## BEGIN

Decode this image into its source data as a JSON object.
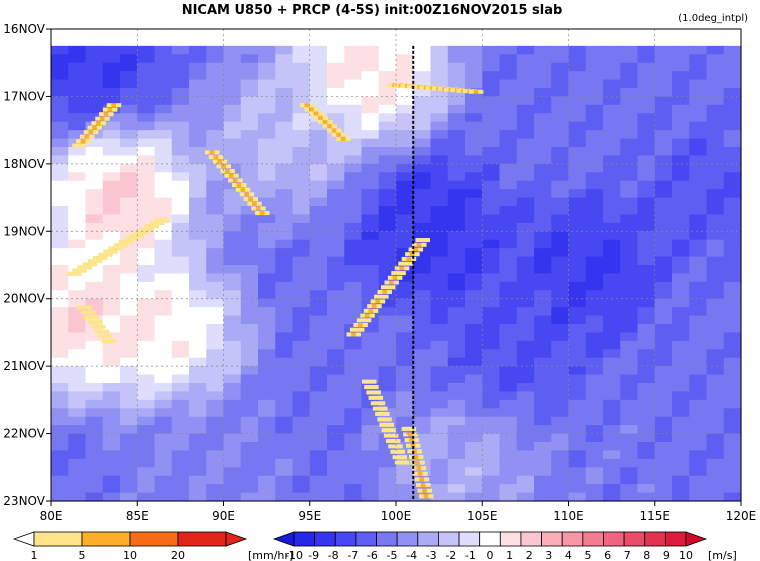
{
  "chart_data": {
    "type": "heatmap",
    "title": "NICAM   U850 + PRCP (4-5S) init:00Z16NOV2015 slab",
    "note": "(1.0deg_intpl)",
    "x_ticks": [
      "80E",
      "85E",
      "90E",
      "95E",
      "100E",
      "105E",
      "110E",
      "115E",
      "120E"
    ],
    "x_range": [
      80,
      120
    ],
    "y_ticks": [
      "16NOV",
      "17NOV",
      "18NOV",
      "19NOV",
      "20NOV",
      "21NOV",
      "22NOV",
      "23NOV"
    ],
    "y_range_days": [
      16,
      23
    ],
    "data_start_day": 16.25,
    "grid": true,
    "reference_line_lon": 101,
    "u850_colorbar": {
      "labels": [
        "-10",
        "-9",
        "-8",
        "-7",
        "-6",
        "-5",
        "-4",
        "-3",
        "-2",
        "-1",
        "0",
        "1",
        "2",
        "3",
        "4",
        "5",
        "6",
        "7",
        "8",
        "9",
        "10"
      ],
      "unit": "[m/s]",
      "colors": [
        "#1a1adc",
        "#2626e6",
        "#3535ef",
        "#4848f2",
        "#5e5ef2",
        "#7777f2",
        "#9191f3",
        "#aaaaf5",
        "#c4c4f8",
        "#dedefc",
        "#ffffff",
        "#fde0e4",
        "#fbc6cf",
        "#f9aeba",
        "#f696a6",
        "#f27d91",
        "#ee657d",
        "#e94c67",
        "#e33452",
        "#dc1c3c",
        "#d10a28"
      ]
    },
    "prcp_colorbar": {
      "labels": [
        "1",
        "5",
        "10",
        "20"
      ],
      "unit": "[mm/hr]",
      "colors": [
        "#ffffff",
        "#fde58c",
        "#fbae2a",
        "#f56b16",
        "#e0261a"
      ]
    },
    "u850_features": [
      {
        "lon": 84,
        "day": 18.5,
        "u": 3.2
      },
      {
        "lon": 81.5,
        "day": 20.3,
        "u": 2.8
      },
      {
        "lon": 86.5,
        "day": 20.5,
        "u": 1.8
      },
      {
        "lon": 98.5,
        "day": 16.6,
        "u": 2.5
      },
      {
        "lon": 82,
        "day": 16.5,
        "u": -8
      },
      {
        "lon": 93.5,
        "day": 17.6,
        "u": -1.5
      },
      {
        "lon": 102,
        "day": 19,
        "u": -8.5
      },
      {
        "lon": 111,
        "day": 19.6,
        "u": -8
      },
      {
        "lon": 107,
        "day": 20.6,
        "u": -7
      },
      {
        "lon": 118,
        "day": 18.5,
        "u": -6.5
      },
      {
        "lon": 104,
        "day": 22.6,
        "u": -2.5
      },
      {
        "lon": 89,
        "day": 22.5,
        "u": -4.5
      },
      {
        "lon": 112,
        "day": 22.3,
        "u": -5
      }
    ],
    "prcp_features": [
      {
        "type": "line",
        "from": [
          81.5,
          17.7
        ],
        "to": [
          83.5,
          17.1
        ],
        "rate": 7
      },
      {
        "type": "line",
        "from": [
          89.2,
          17.8
        ],
        "to": [
          92.1,
          18.7
        ],
        "rate": 8
      },
      {
        "type": "line",
        "from": [
          94.7,
          17.1
        ],
        "to": [
          96.8,
          17.6
        ],
        "rate": 9
      },
      {
        "type": "line",
        "from": [
          99.8,
          16.8
        ],
        "to": [
          104.5,
          16.9
        ],
        "rate": 9
      },
      {
        "type": "line",
        "from": [
          101.4,
          19.1
        ],
        "to": [
          97.4,
          20.5
        ],
        "rate": 6
      },
      {
        "type": "line",
        "from": [
          98.3,
          21.2
        ],
        "to": [
          100.2,
          22.4
        ],
        "rate": 5
      },
      {
        "type": "line",
        "from": [
          81.2,
          19.6
        ],
        "to": [
          86.3,
          18.8
        ],
        "rate": 5
      },
      {
        "type": "line",
        "from": [
          81.8,
          20.1
        ],
        "to": [
          83.2,
          20.6
        ],
        "rate": 5
      },
      {
        "type": "line",
        "from": [
          100.6,
          21.9
        ],
        "to": [
          101.6,
          22.9
        ],
        "rate": 7
      }
    ]
  }
}
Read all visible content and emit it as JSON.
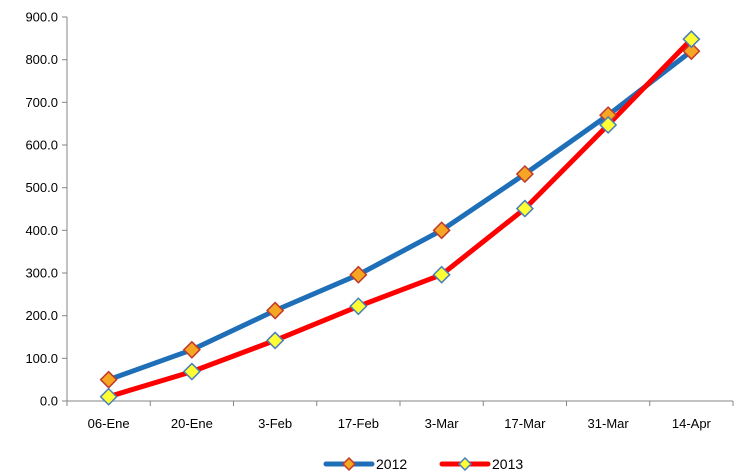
{
  "chart_data": {
    "type": "line",
    "title": "",
    "xlabel": "",
    "ylabel": "",
    "categories": [
      "06-Ene",
      "20-Ene",
      "3-Feb",
      "17-Feb",
      "3-Mar",
      "17-Mar",
      "31-Mar",
      "14-Apr"
    ],
    "ylim": [
      0,
      900
    ],
    "yticks": [
      "0.0",
      "100.0",
      "200.0",
      "300.0",
      "400.0",
      "500.0",
      "600.0",
      "700.0",
      "800.0",
      "900.0"
    ],
    "grid": false,
    "legend_position": "bottom",
    "series": [
      {
        "name": "2012",
        "values": [
          50,
          120,
          212,
          296,
          400,
          532,
          670,
          820
        ],
        "line_color": "#1F6FB8",
        "marker_fill": "#F5A623",
        "marker_stroke": "#C0392B"
      },
      {
        "name": "2013",
        "values": [
          10,
          69,
          142,
          222,
          296,
          451,
          647,
          848
        ],
        "line_color": "#FF0000",
        "marker_fill": "#FFFF33",
        "marker_stroke": "#4A7EBB"
      }
    ]
  }
}
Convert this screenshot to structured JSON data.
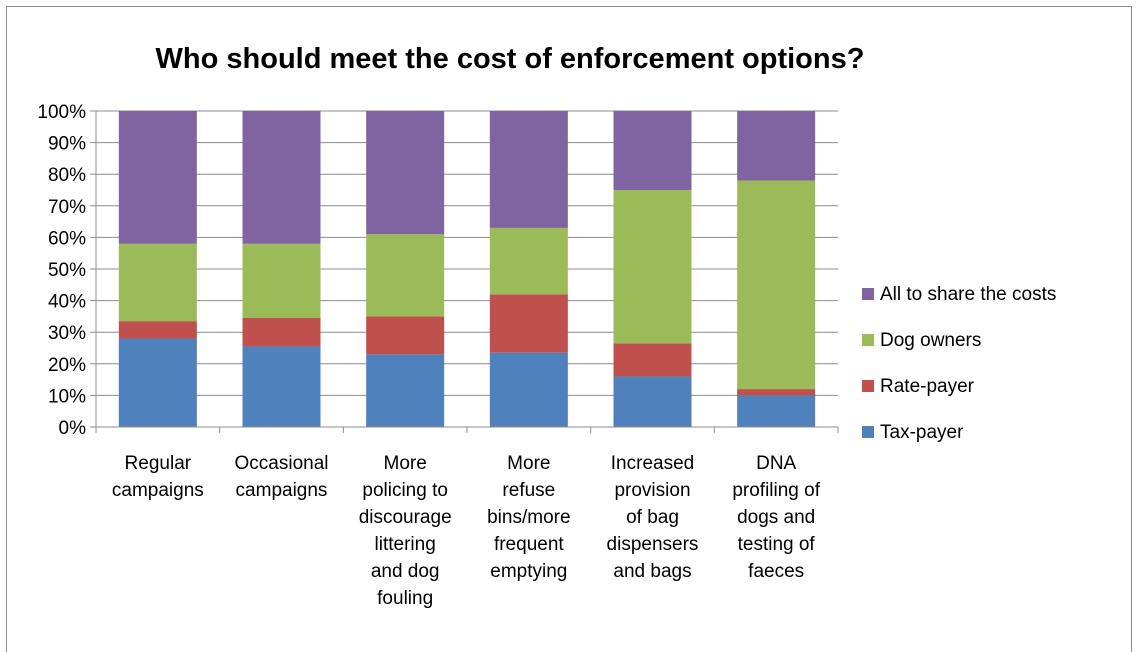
{
  "chart_data": {
    "type": "bar",
    "stacked": "percent",
    "title": "Who should meet the cost of enforcement options?",
    "xlabel": "",
    "ylabel": "",
    "ylim": [
      0,
      100
    ],
    "y_ticks": [
      "0%",
      "10%",
      "20%",
      "30%",
      "40%",
      "50%",
      "60%",
      "70%",
      "80%",
      "90%",
      "100%"
    ],
    "grid": true,
    "legend_position": "right",
    "categories": [
      "Regular campaigns",
      "Occasional campaigns",
      "More policing to discourage littering and dog fouling",
      "More refuse bins/more frequent emptying",
      "Increased provision of bag dispensers and bags",
      "DNA profiling of dogs and testing of faeces"
    ],
    "category_label_lines": [
      [
        "Regular",
        "campaigns"
      ],
      [
        "Occasional",
        "campaigns"
      ],
      [
        "More",
        "policing to",
        "discourage",
        "littering",
        "and dog",
        "fouling"
      ],
      [
        "More",
        "refuse",
        "bins/more",
        "frequent",
        "emptying"
      ],
      [
        "Increased",
        "provision",
        "of bag",
        "dispensers",
        "and bags"
      ],
      [
        "DNA",
        "profiling of",
        "dogs and",
        "testing of",
        "faeces"
      ]
    ],
    "series": [
      {
        "name": "Tax-payer",
        "color": "#4f81bd",
        "values": [
          28,
          25.5,
          23,
          23.5,
          16,
          10
        ]
      },
      {
        "name": "Rate-payer",
        "color": "#c0504d",
        "values": [
          5.5,
          9,
          12,
          18.5,
          10.5,
          2
        ]
      },
      {
        "name": "Dog owners",
        "color": "#9bbb59",
        "values": [
          24.5,
          23.5,
          26,
          21,
          48.5,
          66
        ]
      },
      {
        "name": "All to share the costs",
        "color": "#8064a2",
        "values": [
          42,
          42,
          39,
          37,
          25,
          22
        ]
      }
    ]
  }
}
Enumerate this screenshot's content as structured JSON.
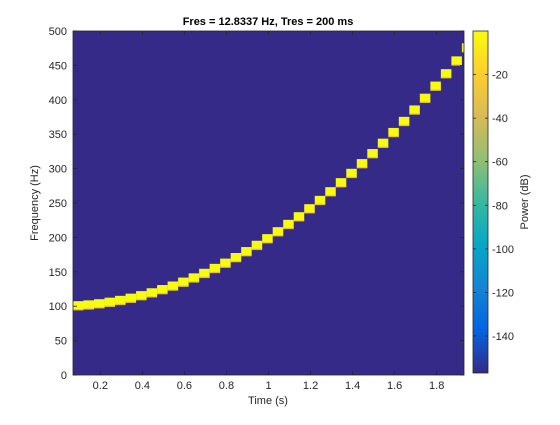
{
  "chart_data": {
    "type": "heatmap",
    "title": "Fres = 12.8337 Hz, Tres = 200 ms",
    "xlabel": "Time (s)",
    "ylabel": "Frequency (Hz)",
    "colorbar_label": "Power (dB)",
    "xlim": [
      0.07,
      1.93
    ],
    "ylim": [
      0,
      500
    ],
    "xticks": [
      0.2,
      0.4,
      0.6,
      0.8,
      1,
      1.2,
      1.4,
      1.6,
      1.8
    ],
    "yticks": [
      0,
      50,
      100,
      150,
      200,
      250,
      300,
      350,
      400,
      450,
      500
    ],
    "clim": [
      -157,
      0
    ],
    "cticks": [
      -140,
      -120,
      -100,
      -80,
      -60,
      -40,
      -20
    ],
    "colormap": "parula",
    "background_color": "#352a87",
    "grid": false,
    "ridge": {
      "description": "quadratic chirp",
      "f0_hz": 100,
      "f_end_hz": 470,
      "t_end_s": 1.93,
      "bin_width_hz": 12.8337,
      "time_step_s": 0.05,
      "peak_db": -3
    }
  }
}
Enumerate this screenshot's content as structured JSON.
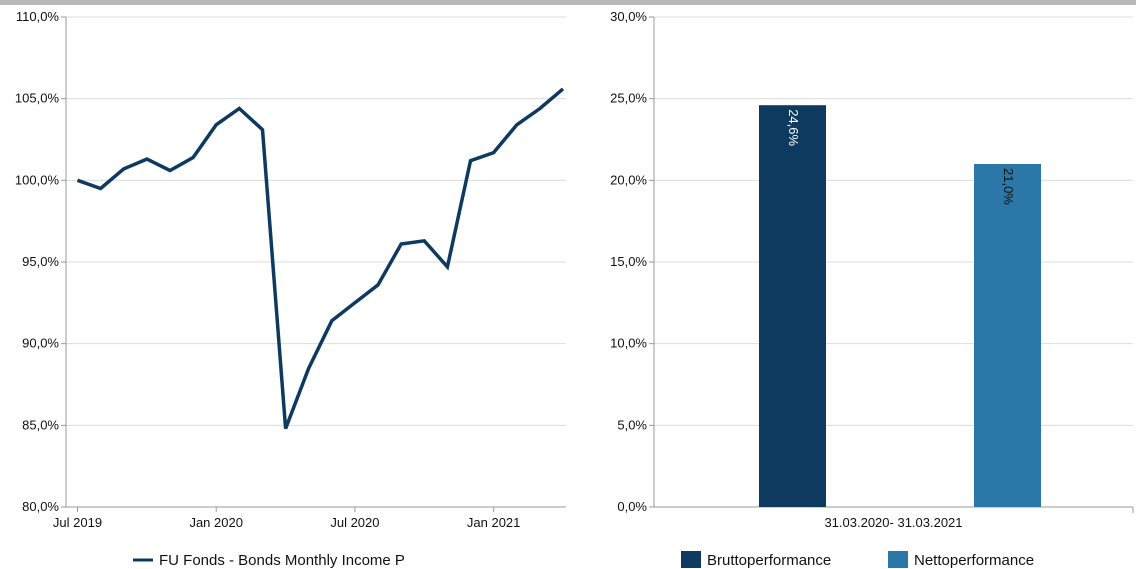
{
  "chart_data": [
    {
      "type": "line",
      "title": "",
      "xlabel": "",
      "ylabel": "",
      "ylim": [
        80,
        110
      ],
      "yticks": [
        "80,0%",
        "85,0%",
        "90,0%",
        "95,0%",
        "100,0%",
        "105,0%",
        "110,0%"
      ],
      "xticks": [
        "Jul 2019",
        "Jan 2020",
        "Jul 2020",
        "Jan 2021"
      ],
      "x": [
        "2019-07",
        "2019-08",
        "2019-09",
        "2019-10",
        "2019-11",
        "2019-12",
        "2020-01",
        "2020-02",
        "2020-03",
        "2020-04",
        "2020-05",
        "2020-06",
        "2020-07",
        "2020-08",
        "2020-09",
        "2020-10",
        "2020-11",
        "2020-12",
        "2021-01",
        "2021-02",
        "2021-03",
        "2021-04"
      ],
      "series": [
        {
          "name": "FU Fonds - Bonds Monthly Income P",
          "color": "#0f3a5f",
          "values": [
            100.0,
            99.5,
            100.7,
            101.3,
            100.6,
            101.4,
            103.4,
            104.4,
            103.1,
            84.8,
            88.5,
            91.4,
            92.5,
            93.6,
            96.1,
            96.3,
            94.7,
            101.2,
            101.7,
            103.4,
            104.4,
            105.6
          ]
        }
      ],
      "grid": true,
      "legend": "bottom"
    },
    {
      "type": "bar",
      "title": "",
      "xlabel": "",
      "ylabel": "",
      "ylim": [
        0,
        30
      ],
      "yticks": [
        "0,0%",
        "5,0%",
        "10,0%",
        "15,0%",
        "20,0%",
        "25,0%",
        "30,0%"
      ],
      "categories": [
        "31.03.2020- 31.03.2021"
      ],
      "series": [
        {
          "name": "Bruttoperformance",
          "color": "#0f3a5f",
          "values": [
            24.6
          ],
          "data_label": "24,6%",
          "label_color": "#ffffff"
        },
        {
          "name": "Nettoperformance",
          "color": "#2a77a8",
          "values": [
            21.0
          ],
          "data_label": "21,0%",
          "label_color": "#111111"
        }
      ],
      "grid": true,
      "legend": "bottom"
    }
  ]
}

## END

▸ Exercise description: Copy each line of the preceding data that contains the string "campaigns".

▸ Exercise output:
      "Regular campaigns",
      "Occasional campaigns",
        "campaigns"
        "campaigns"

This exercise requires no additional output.